*PROBLEM TO WORK ON:*
An exact reproduction of the records is required, with all images left out.

*RECORDS FOR PROCESSING:*

━━━━━━━━━━━━━━━━━━━━━━━━━━━━━━

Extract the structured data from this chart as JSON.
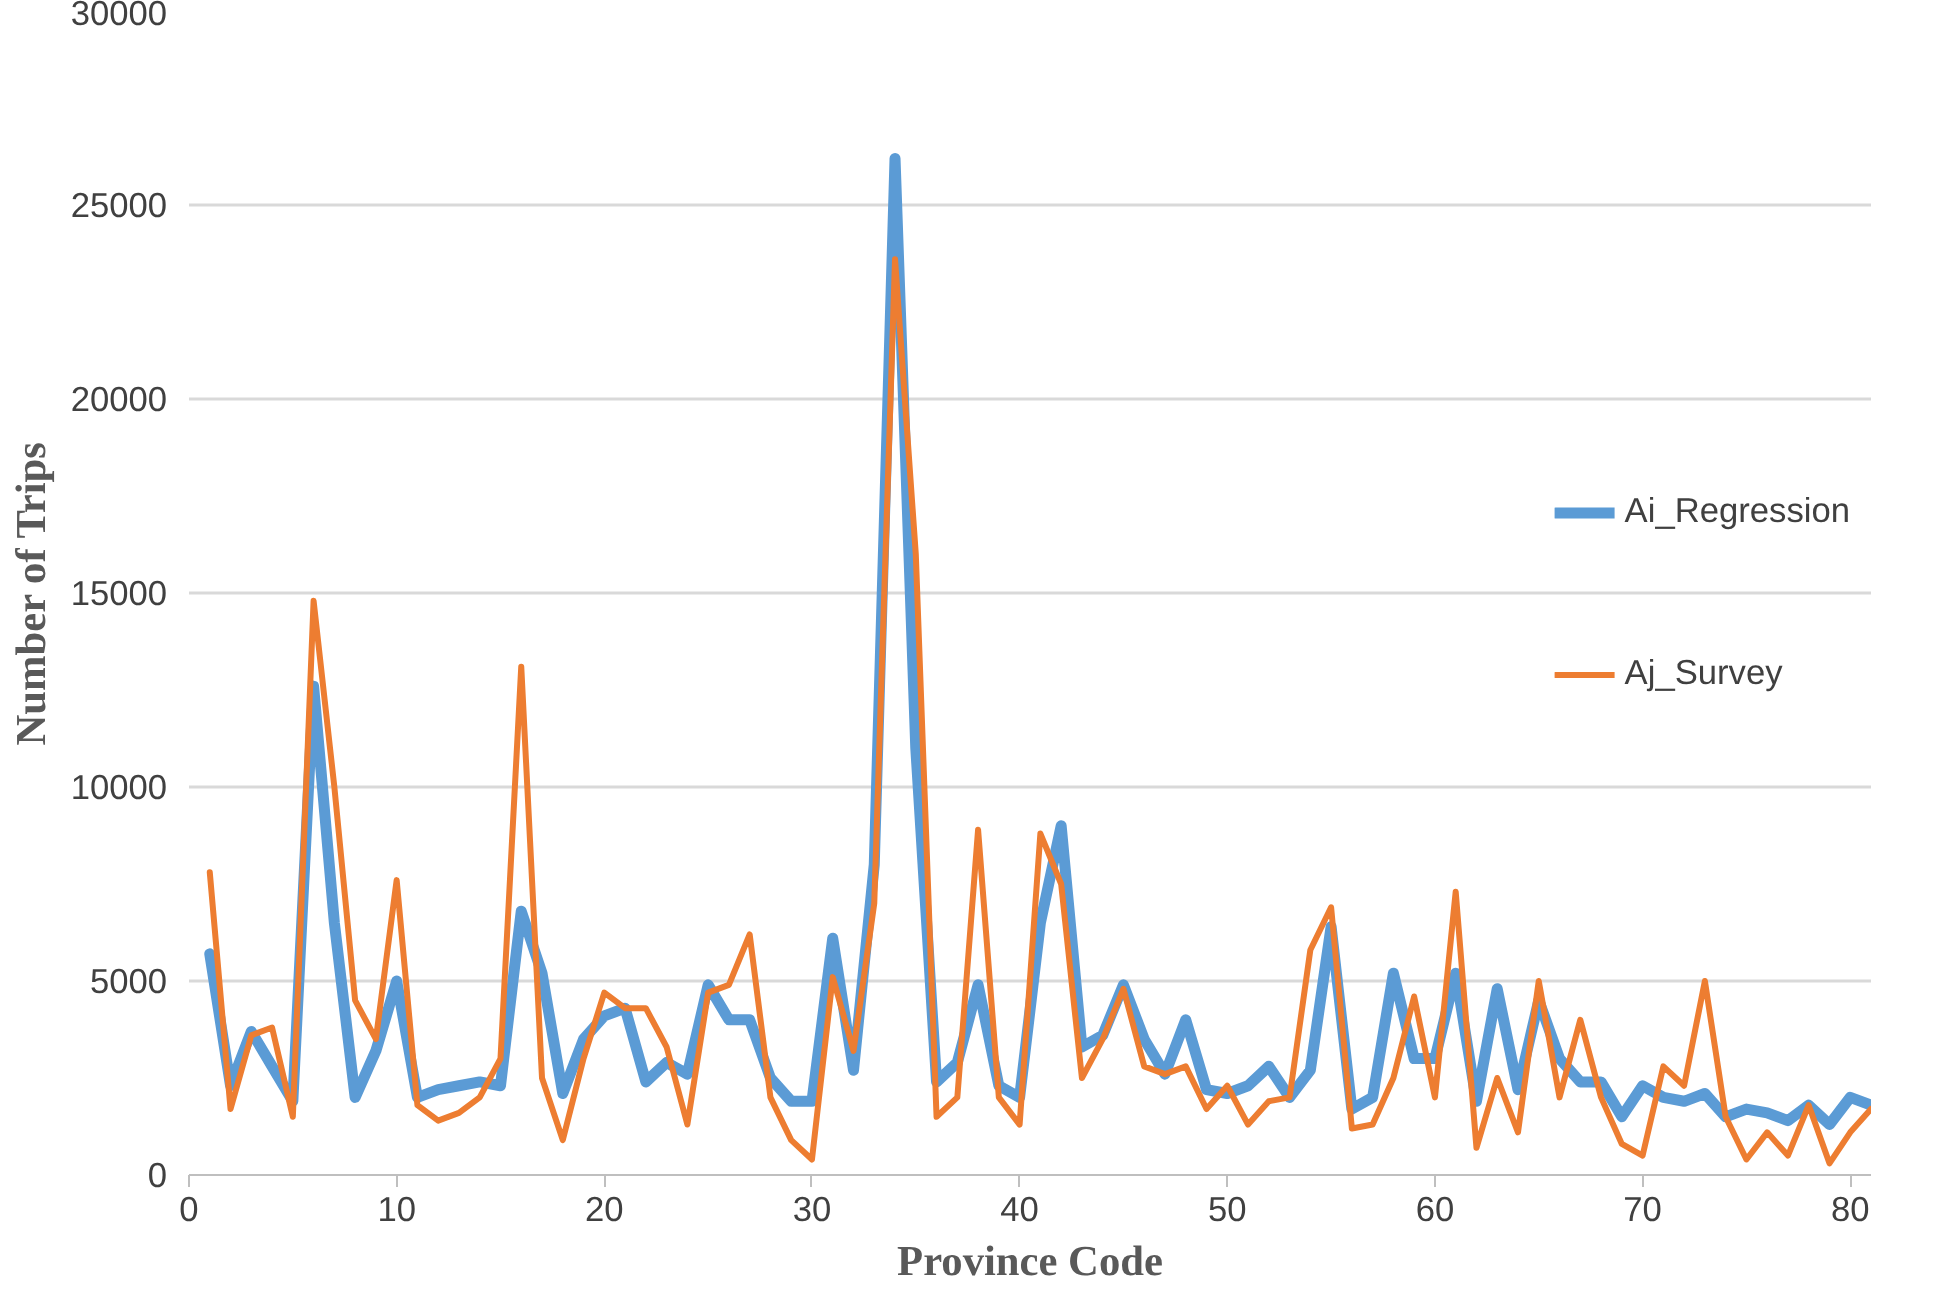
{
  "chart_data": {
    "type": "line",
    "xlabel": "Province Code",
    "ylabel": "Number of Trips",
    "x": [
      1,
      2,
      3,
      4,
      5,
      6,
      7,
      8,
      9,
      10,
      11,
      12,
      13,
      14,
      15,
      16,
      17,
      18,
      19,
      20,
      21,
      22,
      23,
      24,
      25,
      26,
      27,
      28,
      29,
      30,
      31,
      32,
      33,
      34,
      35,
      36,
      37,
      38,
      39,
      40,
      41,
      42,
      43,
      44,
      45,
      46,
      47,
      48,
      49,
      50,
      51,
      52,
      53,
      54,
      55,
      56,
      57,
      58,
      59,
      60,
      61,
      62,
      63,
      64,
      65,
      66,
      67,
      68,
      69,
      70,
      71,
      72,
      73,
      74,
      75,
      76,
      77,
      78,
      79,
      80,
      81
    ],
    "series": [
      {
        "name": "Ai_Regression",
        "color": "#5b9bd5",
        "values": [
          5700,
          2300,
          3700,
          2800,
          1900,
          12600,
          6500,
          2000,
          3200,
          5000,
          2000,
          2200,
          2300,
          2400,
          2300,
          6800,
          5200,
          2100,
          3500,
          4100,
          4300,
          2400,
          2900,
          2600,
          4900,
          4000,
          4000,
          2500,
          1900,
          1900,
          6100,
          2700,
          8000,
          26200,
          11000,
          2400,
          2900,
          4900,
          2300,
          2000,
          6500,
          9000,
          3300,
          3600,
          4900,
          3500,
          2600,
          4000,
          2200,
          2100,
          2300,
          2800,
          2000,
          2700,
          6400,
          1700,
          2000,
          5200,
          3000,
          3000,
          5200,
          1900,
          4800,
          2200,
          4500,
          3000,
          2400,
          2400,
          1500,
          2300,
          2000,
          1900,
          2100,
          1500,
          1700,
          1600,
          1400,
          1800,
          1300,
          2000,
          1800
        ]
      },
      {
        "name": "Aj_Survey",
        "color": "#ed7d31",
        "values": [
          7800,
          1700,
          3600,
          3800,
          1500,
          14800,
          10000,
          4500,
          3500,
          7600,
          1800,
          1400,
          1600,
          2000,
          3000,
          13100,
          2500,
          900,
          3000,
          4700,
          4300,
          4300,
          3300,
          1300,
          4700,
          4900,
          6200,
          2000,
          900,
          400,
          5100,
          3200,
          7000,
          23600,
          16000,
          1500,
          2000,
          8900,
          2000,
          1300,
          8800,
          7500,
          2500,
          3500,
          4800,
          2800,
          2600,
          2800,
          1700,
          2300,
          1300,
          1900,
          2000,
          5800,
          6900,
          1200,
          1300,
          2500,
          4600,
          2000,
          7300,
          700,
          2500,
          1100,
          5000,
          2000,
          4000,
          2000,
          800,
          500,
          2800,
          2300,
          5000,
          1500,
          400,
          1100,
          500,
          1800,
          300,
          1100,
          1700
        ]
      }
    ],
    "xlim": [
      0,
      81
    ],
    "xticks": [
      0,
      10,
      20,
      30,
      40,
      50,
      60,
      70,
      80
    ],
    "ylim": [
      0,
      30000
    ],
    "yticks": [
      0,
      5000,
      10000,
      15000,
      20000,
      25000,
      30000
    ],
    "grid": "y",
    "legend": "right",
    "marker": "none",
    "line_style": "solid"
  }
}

━━━━━━━━━━━━━━━━━━━━━━━━━━━━━━

*OUTPUT OF THE EXERCISE:*
Extract the structured data from this chart as JSON.
{
  "chart_data": {
    "type": "line",
    "xlabel": "Province Code",
    "ylabel": "Number of Trips",
    "x": [
      1,
      2,
      3,
      4,
      5,
      6,
      7,
      8,
      9,
      10,
      11,
      12,
      13,
      14,
      15,
      16,
      17,
      18,
      19,
      20,
      21,
      22,
      23,
      24,
      25,
      26,
      27,
      28,
      29,
      30,
      31,
      32,
      33,
      34,
      35,
      36,
      37,
      38,
      39,
      40,
      41,
      42,
      43,
      44,
      45,
      46,
      47,
      48,
      49,
      50,
      51,
      52,
      53,
      54,
      55,
      56,
      57,
      58,
      59,
      60,
      61,
      62,
      63,
      64,
      65,
      66,
      67,
      68,
      69,
      70,
      71,
      72,
      73,
      74,
      75,
      76,
      77,
      78,
      79,
      80,
      81
    ],
    "series": [
      {
        "name": "Ai_Regression",
        "color": "#5b9bd5",
        "values": [
          5700,
          2300,
          3700,
          2800,
          1900,
          12600,
          6500,
          2000,
          3200,
          5000,
          2000,
          2200,
          2300,
          2400,
          2300,
          6800,
          5200,
          2100,
          3500,
          4100,
          4300,
          2400,
          2900,
          2600,
          4900,
          4000,
          4000,
          2500,
          1900,
          1900,
          6100,
          2700,
          8000,
          26200,
          11000,
          2400,
          2900,
          4900,
          2300,
          2000,
          6500,
          9000,
          3300,
          3600,
          4900,
          3500,
          2600,
          4000,
          2200,
          2100,
          2300,
          2800,
          2000,
          2700,
          6400,
          1700,
          2000,
          5200,
          3000,
          3000,
          5200,
          1900,
          4800,
          2200,
          4500,
          3000,
          2400,
          2400,
          1500,
          2300,
          2000,
          1900,
          2100,
          1500,
          1700,
          1600,
          1400,
          1800,
          1300,
          2000,
          1800
        ]
      },
      {
        "name": "Aj_Survey",
        "color": "#ed7d31",
        "values": [
          7800,
          1700,
          3600,
          3800,
          1500,
          14800,
          10000,
          4500,
          3500,
          7600,
          1800,
          1400,
          1600,
          2000,
          3000,
          13100,
          2500,
          900,
          3000,
          4700,
          4300,
          4300,
          3300,
          1300,
          4700,
          4900,
          6200,
          2000,
          900,
          400,
          5100,
          3200,
          7000,
          23600,
          16000,
          1500,
          2000,
          8900,
          2000,
          1300,
          8800,
          7500,
          2500,
          3500,
          4800,
          2800,
          2600,
          2800,
          1700,
          2300,
          1300,
          1900,
          2000,
          5800,
          6900,
          1200,
          1300,
          2500,
          4600,
          2000,
          7300,
          700,
          2500,
          1100,
          5000,
          2000,
          4000,
          2000,
          800,
          500,
          2800,
          2300,
          5000,
          1500,
          400,
          1100,
          500,
          1800,
          300,
          1100,
          1700
        ]
      }
    ],
    "xlim": [
      0,
      81
    ],
    "xticks": [
      0,
      10,
      20,
      30,
      40,
      50,
      60,
      70,
      80
    ],
    "ylim": [
      0,
      30000
    ],
    "yticks": [
      0,
      5000,
      10000,
      15000,
      20000,
      25000,
      30000
    ],
    "grid": "y",
    "legend": "right",
    "marker": "none",
    "line_style": "solid"
  }
}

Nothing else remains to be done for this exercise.